**DIRECTIONS FOR THIS TASK**. Carry none of the pictures over; write out the complete data exactly.

(Dataset entries on figures)
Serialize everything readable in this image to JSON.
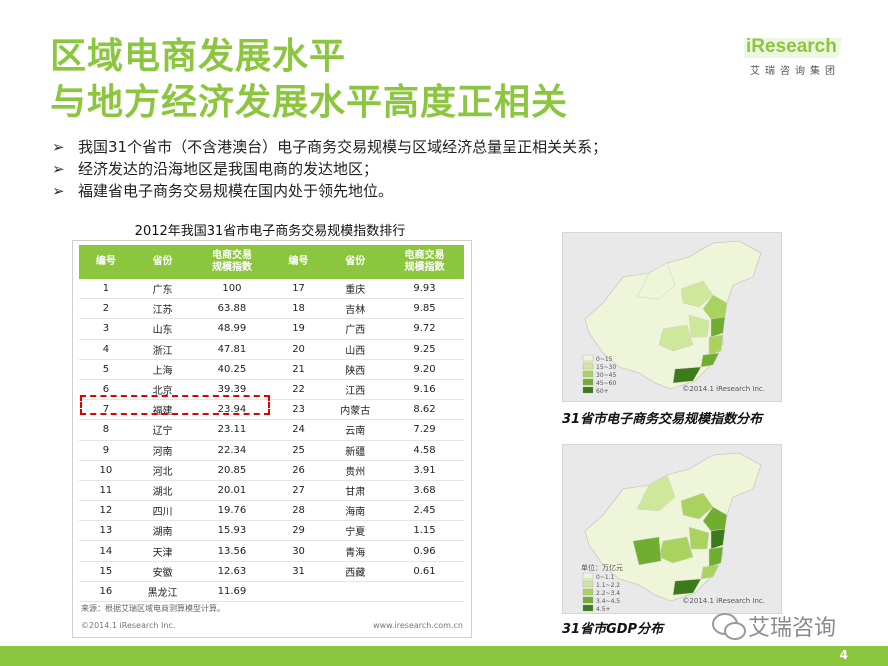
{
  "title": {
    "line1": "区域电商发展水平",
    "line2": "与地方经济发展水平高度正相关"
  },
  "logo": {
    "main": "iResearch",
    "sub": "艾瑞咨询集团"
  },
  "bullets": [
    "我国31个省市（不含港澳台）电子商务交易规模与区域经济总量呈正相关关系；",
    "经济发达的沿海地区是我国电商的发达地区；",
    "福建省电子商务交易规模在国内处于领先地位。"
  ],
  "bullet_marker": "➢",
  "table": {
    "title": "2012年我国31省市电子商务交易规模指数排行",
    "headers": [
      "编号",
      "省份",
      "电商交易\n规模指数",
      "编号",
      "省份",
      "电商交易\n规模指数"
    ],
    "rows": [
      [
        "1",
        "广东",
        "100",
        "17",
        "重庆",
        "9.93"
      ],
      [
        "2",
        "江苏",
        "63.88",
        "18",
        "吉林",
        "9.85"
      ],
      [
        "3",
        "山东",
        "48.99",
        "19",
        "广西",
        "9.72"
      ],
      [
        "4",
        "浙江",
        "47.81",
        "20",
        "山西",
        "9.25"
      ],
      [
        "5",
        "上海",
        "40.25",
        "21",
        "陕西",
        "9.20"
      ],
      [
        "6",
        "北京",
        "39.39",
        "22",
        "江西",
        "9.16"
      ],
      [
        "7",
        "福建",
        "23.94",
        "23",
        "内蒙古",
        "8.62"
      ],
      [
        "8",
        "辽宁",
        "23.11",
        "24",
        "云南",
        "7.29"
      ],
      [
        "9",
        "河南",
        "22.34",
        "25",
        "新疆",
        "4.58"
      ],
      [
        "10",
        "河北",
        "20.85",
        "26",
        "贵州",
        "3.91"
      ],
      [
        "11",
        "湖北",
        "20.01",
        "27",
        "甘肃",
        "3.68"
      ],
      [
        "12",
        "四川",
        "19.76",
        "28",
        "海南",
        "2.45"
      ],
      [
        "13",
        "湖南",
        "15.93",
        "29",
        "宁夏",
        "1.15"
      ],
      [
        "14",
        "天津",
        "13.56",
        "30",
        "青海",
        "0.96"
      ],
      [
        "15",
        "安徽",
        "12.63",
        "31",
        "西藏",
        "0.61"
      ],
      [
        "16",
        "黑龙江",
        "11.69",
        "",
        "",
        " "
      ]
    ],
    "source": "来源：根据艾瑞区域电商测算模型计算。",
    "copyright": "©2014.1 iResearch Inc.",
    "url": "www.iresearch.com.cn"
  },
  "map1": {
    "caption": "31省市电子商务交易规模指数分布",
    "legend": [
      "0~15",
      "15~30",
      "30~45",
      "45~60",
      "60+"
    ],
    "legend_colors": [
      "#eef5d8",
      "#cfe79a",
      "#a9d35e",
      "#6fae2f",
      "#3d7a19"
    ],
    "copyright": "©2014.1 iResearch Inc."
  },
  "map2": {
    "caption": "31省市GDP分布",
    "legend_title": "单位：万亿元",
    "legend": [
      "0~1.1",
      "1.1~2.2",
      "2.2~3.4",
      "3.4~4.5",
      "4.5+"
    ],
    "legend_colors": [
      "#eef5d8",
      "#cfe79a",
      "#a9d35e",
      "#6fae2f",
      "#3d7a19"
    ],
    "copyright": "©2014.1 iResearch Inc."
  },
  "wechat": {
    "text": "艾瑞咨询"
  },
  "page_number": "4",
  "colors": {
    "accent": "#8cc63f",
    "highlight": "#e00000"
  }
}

**FULL OUTPUT**.
Serialize everything readable in this image to JSON.
{
  "title": {
    "line1": "区域电商发展水平",
    "line2": "与地方经济发展水平高度正相关"
  },
  "logo": {
    "main": "iResearch",
    "sub": "艾瑞咨询集团"
  },
  "bullets": [
    "我国31个省市（不含港澳台）电子商务交易规模与区域经济总量呈正相关关系；",
    "经济发达的沿海地区是我国电商的发达地区；",
    "福建省电子商务交易规模在国内处于领先地位。"
  ],
  "bullet_marker": "➢",
  "table": {
    "title": "2012年我国31省市电子商务交易规模指数排行",
    "headers": [
      "编号",
      "省份",
      "电商交易\n规模指数",
      "编号",
      "省份",
      "电商交易\n规模指数"
    ],
    "rows": [
      [
        "1",
        "广东",
        "100",
        "17",
        "重庆",
        "9.93"
      ],
      [
        "2",
        "江苏",
        "63.88",
        "18",
        "吉林",
        "9.85"
      ],
      [
        "3",
        "山东",
        "48.99",
        "19",
        "广西",
        "9.72"
      ],
      [
        "4",
        "浙江",
        "47.81",
        "20",
        "山西",
        "9.25"
      ],
      [
        "5",
        "上海",
        "40.25",
        "21",
        "陕西",
        "9.20"
      ],
      [
        "6",
        "北京",
        "39.39",
        "22",
        "江西",
        "9.16"
      ],
      [
        "7",
        "福建",
        "23.94",
        "23",
        "内蒙古",
        "8.62"
      ],
      [
        "8",
        "辽宁",
        "23.11",
        "24",
        "云南",
        "7.29"
      ],
      [
        "9",
        "河南",
        "22.34",
        "25",
        "新疆",
        "4.58"
      ],
      [
        "10",
        "河北",
        "20.85",
        "26",
        "贵州",
        "3.91"
      ],
      [
        "11",
        "湖北",
        "20.01",
        "27",
        "甘肃",
        "3.68"
      ],
      [
        "12",
        "四川",
        "19.76",
        "28",
        "海南",
        "2.45"
      ],
      [
        "13",
        "湖南",
        "15.93",
        "29",
        "宁夏",
        "1.15"
      ],
      [
        "14",
        "天津",
        "13.56",
        "30",
        "青海",
        "0.96"
      ],
      [
        "15",
        "安徽",
        "12.63",
        "31",
        "西藏",
        "0.61"
      ],
      [
        "16",
        "黑龙江",
        "11.69",
        "",
        "",
        " "
      ]
    ],
    "source": "来源：根据艾瑞区域电商测算模型计算。",
    "copyright": "©2014.1 iResearch Inc.",
    "url": "www.iresearch.com.cn"
  },
  "map1": {
    "caption": "31省市电子商务交易规模指数分布",
    "legend": [
      "0~15",
      "15~30",
      "30~45",
      "45~60",
      "60+"
    ],
    "legend_colors": [
      "#eef5d8",
      "#cfe79a",
      "#a9d35e",
      "#6fae2f",
      "#3d7a19"
    ],
    "copyright": "©2014.1 iResearch Inc."
  },
  "map2": {
    "caption": "31省市GDP分布",
    "legend_title": "单位：万亿元",
    "legend": [
      "0~1.1",
      "1.1~2.2",
      "2.2~3.4",
      "3.4~4.5",
      "4.5+"
    ],
    "legend_colors": [
      "#eef5d8",
      "#cfe79a",
      "#a9d35e",
      "#6fae2f",
      "#3d7a19"
    ],
    "copyright": "©2014.1 iResearch Inc."
  },
  "wechat": {
    "text": "艾瑞咨询"
  },
  "page_number": "4",
  "colors": {
    "accent": "#8cc63f",
    "highlight": "#e00000"
  }
}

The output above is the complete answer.